— begin —
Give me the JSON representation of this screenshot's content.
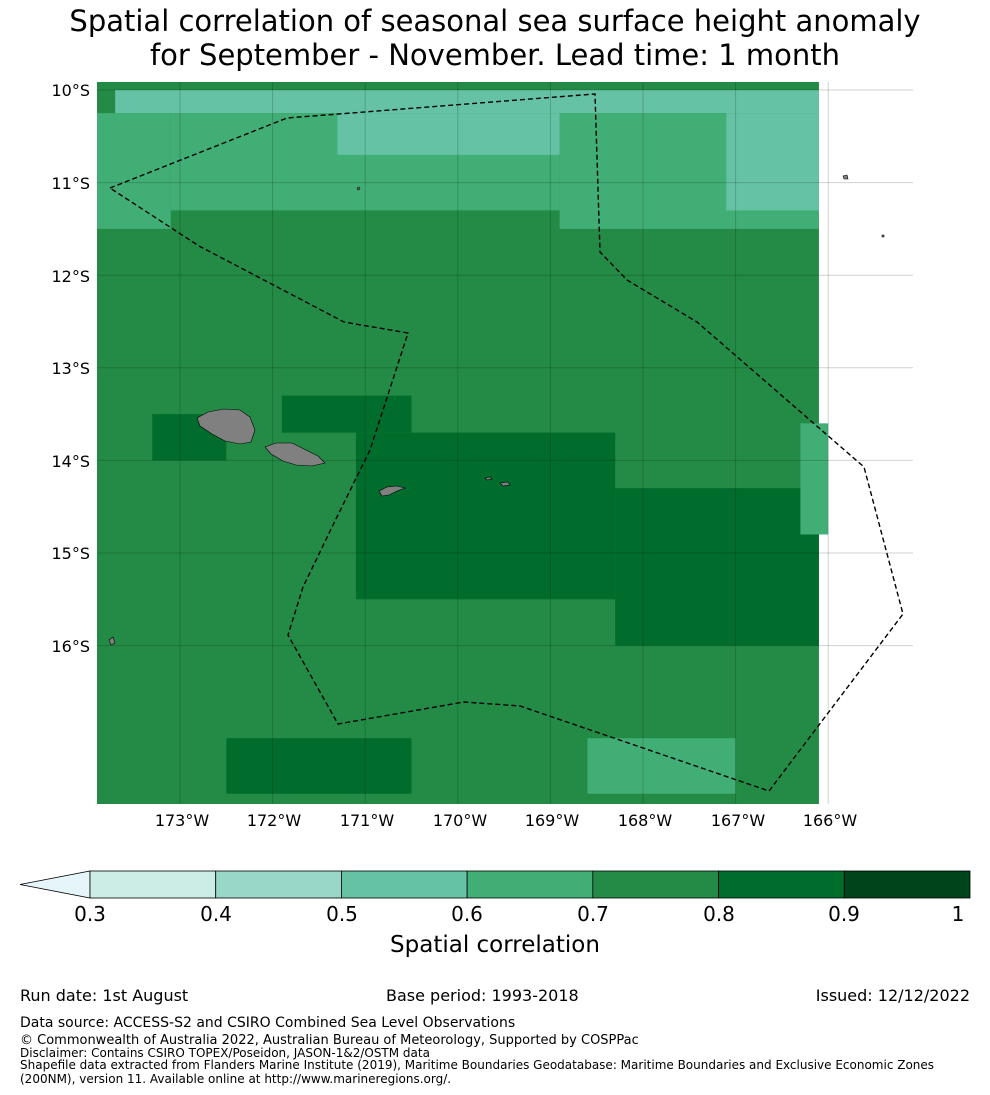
{
  "title_line1": "Spatial correlation of seasonal sea surface height anomaly",
  "title_line2": "for September - November. Lead time: 1 month",
  "lat_labels": [
    "10°S",
    "11°S",
    "12°S",
    "13°S",
    "14°S",
    "15°S",
    "16°S"
  ],
  "lon_labels": [
    "173°W",
    "172°W",
    "171°W",
    "170°W",
    "169°W",
    "168°W",
    "167°W",
    "166°W"
  ],
  "colorbar": {
    "ticks": [
      "0.3",
      "0.4",
      "0.5",
      "0.6",
      "0.7",
      "0.8",
      "0.9",
      "1"
    ],
    "label": "Spatial correlation",
    "colors": [
      "#e5f5f9",
      "#ccece6",
      "#99d8c9",
      "#66c2a4",
      "#41ae76",
      "#238b45",
      "#006d2c",
      "#00441b"
    ]
  },
  "chart_data": {
    "type": "heatmap",
    "title": "Spatial correlation of seasonal sea surface height anomaly for September - November. Lead time: 1 month",
    "x_range_deg_lon": [
      -173.9,
      -166.1
    ],
    "y_range_deg_lat": [
      -17.8,
      -9.9
    ],
    "value_range": [
      0.3,
      1.0
    ],
    "colorbar_label": "Spatial correlation",
    "regions": [
      {
        "lon": [
          -173.9,
          -166.1
        ],
        "lat": [
          -17.8,
          -9.9
        ],
        "value": 0.75
      },
      {
        "lon": [
          -173.7,
          -166.1
        ],
        "lat": [
          -10.25,
          -10.0
        ],
        "value": 0.55
      },
      {
        "lon": [
          -173.9,
          -173.1
        ],
        "lat": [
          -11.5,
          -10.25
        ],
        "value": 0.65
      },
      {
        "lon": [
          -173.1,
          -168.9
        ],
        "lat": [
          -11.3,
          -10.25
        ],
        "value": 0.65
      },
      {
        "lon": [
          -168.9,
          -166.1
        ],
        "lat": [
          -11.5,
          -10.25
        ],
        "value": 0.65
      },
      {
        "lon": [
          -171.3,
          -168.9
        ],
        "lat": [
          -10.7,
          -10.25
        ],
        "value": 0.55
      },
      {
        "lon": [
          -167.1,
          -166.1
        ],
        "lat": [
          -11.3,
          -10.25
        ],
        "value": 0.55
      },
      {
        "lon": [
          -171.9,
          -170.5
        ],
        "lat": [
          -13.7,
          -13.3
        ],
        "value": 0.85
      },
      {
        "lon": [
          -171.1,
          -168.3
        ],
        "lat": [
          -15.5,
          -13.7
        ],
        "value": 0.85
      },
      {
        "lon": [
          -168.3,
          -166.1
        ],
        "lat": [
          -16.0,
          -14.3
        ],
        "value": 0.85
      },
      {
        "lon": [
          -173.3,
          -172.5
        ],
        "lat": [
          -14.0,
          -13.5
        ],
        "value": 0.85
      },
      {
        "lon": [
          -172.5,
          -170.5
        ],
        "lat": [
          -17.6,
          -17.0
        ],
        "value": 0.85
      },
      {
        "lon": [
          -168.6,
          -167.0
        ],
        "lat": [
          -17.6,
          -17.0
        ],
        "value": 0.65
      },
      {
        "lon": [
          -166.3,
          -166.0
        ],
        "lat": [
          -14.8,
          -13.6
        ],
        "value": 0.65
      }
    ],
    "features": [
      "land masses (grey)",
      "dashed maritime boundary (EEZ)"
    ]
  },
  "footer": {
    "run_date": "Run date: 1st August",
    "base_period": "Base period: 1993-2018",
    "issued": "Issued: 12/12/2022",
    "data_source": "Data source: ACCESS-S2 and CSIRO Combined Sea Level Observations",
    "copyright": "© Commonwealth of Australia 2022, Australian Bureau of Meteorology, Supported by COSPPac",
    "disclaimer": "Disclaimer: Contains CSIRO TOPEX/Poseidon, JASON-1&2/OSTM data",
    "shapefile_line1": "Shapefile data extracted from Flanders Marine Institute (2019), Maritime Boundaries Geodatabase: Maritime Boundaries and Exclusive Economic Zones",
    "shapefile_line2": "(200NM), version 11. Available online at http://www.marineregions.org/."
  },
  "colors": {
    "land": "#808080",
    "boundary": "#000000"
  }
}
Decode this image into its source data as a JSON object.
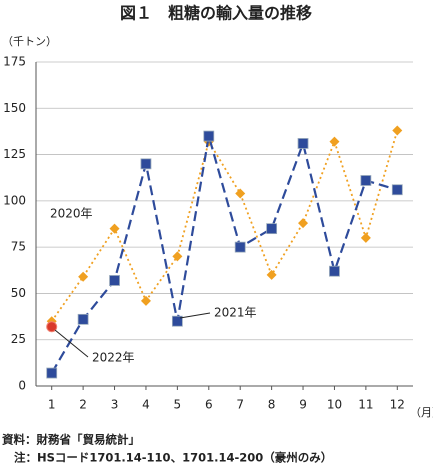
{
  "chart_data": {
    "type": "line",
    "title": "図１　粗糖の輸入量の推移",
    "y_unit": "（千トン）",
    "x_unit": "（月）",
    "x": [
      1,
      2,
      3,
      4,
      5,
      6,
      7,
      8,
      9,
      10,
      11,
      12
    ],
    "xlim": [
      0.5,
      12.5
    ],
    "xticks": [
      1,
      2,
      3,
      4,
      5,
      6,
      7,
      8,
      9,
      10,
      11,
      12
    ],
    "ylim": [
      0,
      175
    ],
    "yticks": [
      0,
      25,
      50,
      75,
      100,
      125,
      150,
      175
    ],
    "grid": true,
    "series": [
      {
        "name": "2020年",
        "color": "#f0a020",
        "style": "dotted",
        "marker": "diamond",
        "values": [
          35,
          59,
          85,
          46,
          70,
          132,
          104,
          60,
          88,
          132,
          80,
          138
        ]
      },
      {
        "name": "2021年",
        "color": "#2e4b9b",
        "style": "dashed",
        "marker": "square",
        "values": [
          7,
          36,
          57,
          120,
          35,
          135,
          75,
          85,
          131,
          62,
          111,
          106
        ]
      },
      {
        "name": "2022年",
        "color": "#d9392b",
        "style": "solid",
        "marker": "circle",
        "values": [
          32,
          null,
          null,
          null,
          null,
          null,
          null,
          null,
          null,
          null,
          null,
          null
        ]
      }
    ],
    "notes": [
      "資料：財務省「貿易統計」",
      "注：HSコード1701.14-110、1701.14-200（豪州のみ）"
    ]
  }
}
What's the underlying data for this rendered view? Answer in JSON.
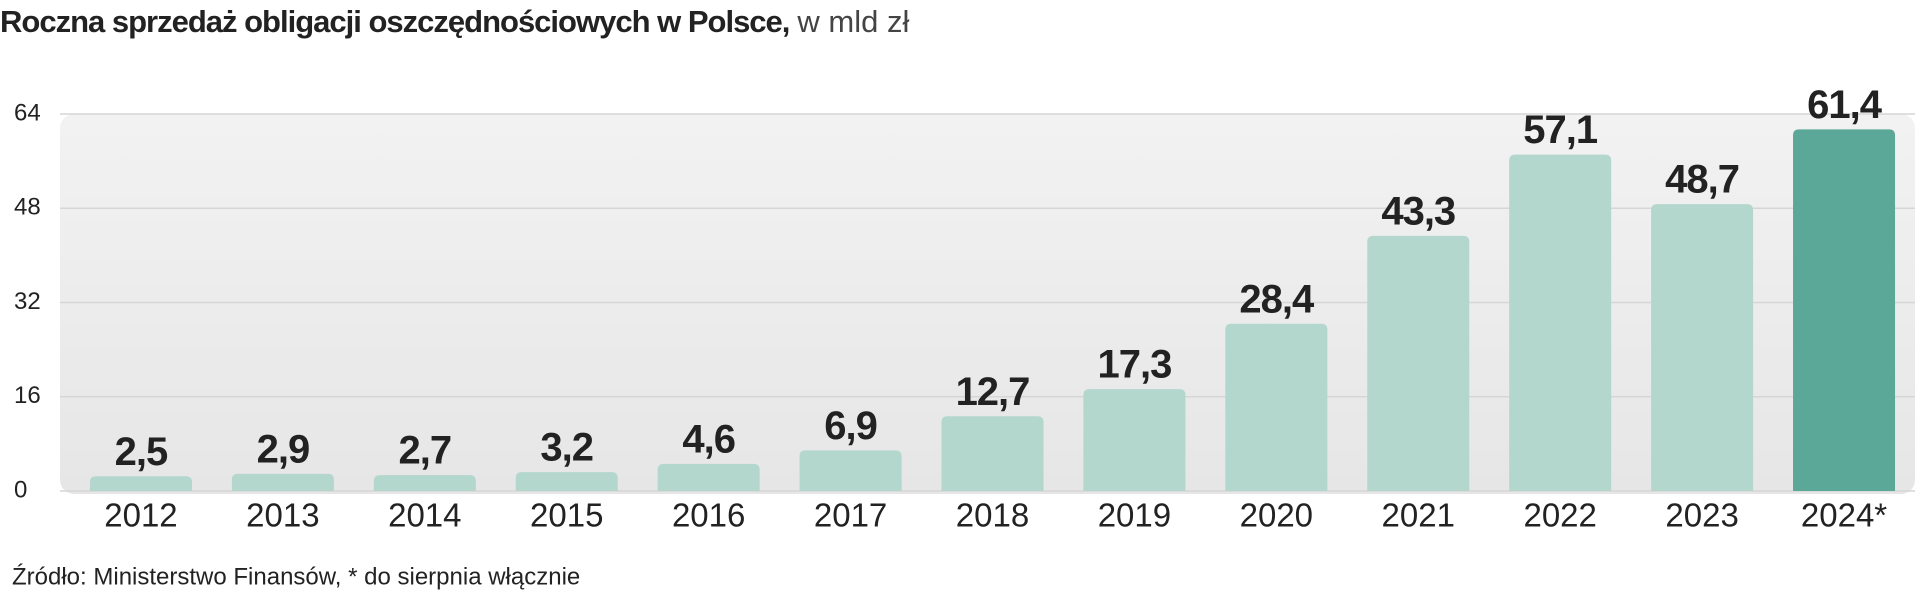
{
  "chart_data": {
    "type": "bar",
    "title": "Roczna sprzedaż obligacji oszczędnościowych w Polsce,",
    "subtitle": "w mld zł",
    "source": "Źródło: Ministerstwo Finansów, * do sierpnia włącznie",
    "categories": [
      "2012",
      "2013",
      "2014",
      "2015",
      "2016",
      "2017",
      "2018",
      "2019",
      "2020",
      "2021",
      "2022",
      "2023",
      "2024*"
    ],
    "values": [
      2.5,
      2.9,
      2.7,
      3.2,
      4.6,
      6.9,
      12.7,
      17.3,
      28.4,
      43.3,
      57.1,
      48.7,
      61.4
    ],
    "value_labels": [
      "2,5",
      "2,9",
      "2,7",
      "3,2",
      "4,6",
      "6,9",
      "12,7",
      "17,3",
      "28,4",
      "43,3",
      "57,1",
      "48,7",
      "61,4"
    ],
    "colors": [
      "#b3d6cd",
      "#b3d6cd",
      "#b3d6cd",
      "#b3d6cd",
      "#b3d6cd",
      "#b3d6cd",
      "#b3d6cd",
      "#b3d6cd",
      "#b3d6cd",
      "#b3d6cd",
      "#b3d6cd",
      "#b3d6cd",
      "#5ba898"
    ],
    "ylim": [
      0,
      64
    ],
    "yticks": [
      0,
      16,
      32,
      48,
      64
    ],
    "grid": true
  }
}
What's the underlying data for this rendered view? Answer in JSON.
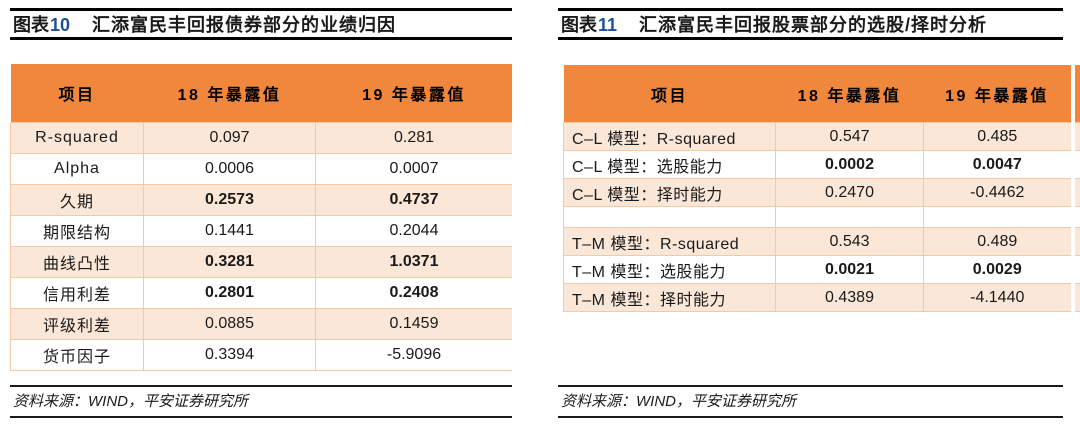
— end —
▶ [Brief]
Track down every line holding the string "style" and copy it.

▶ [Completed task]
        "style": "dotted",
        "style": "dashed",
        "style": "solid",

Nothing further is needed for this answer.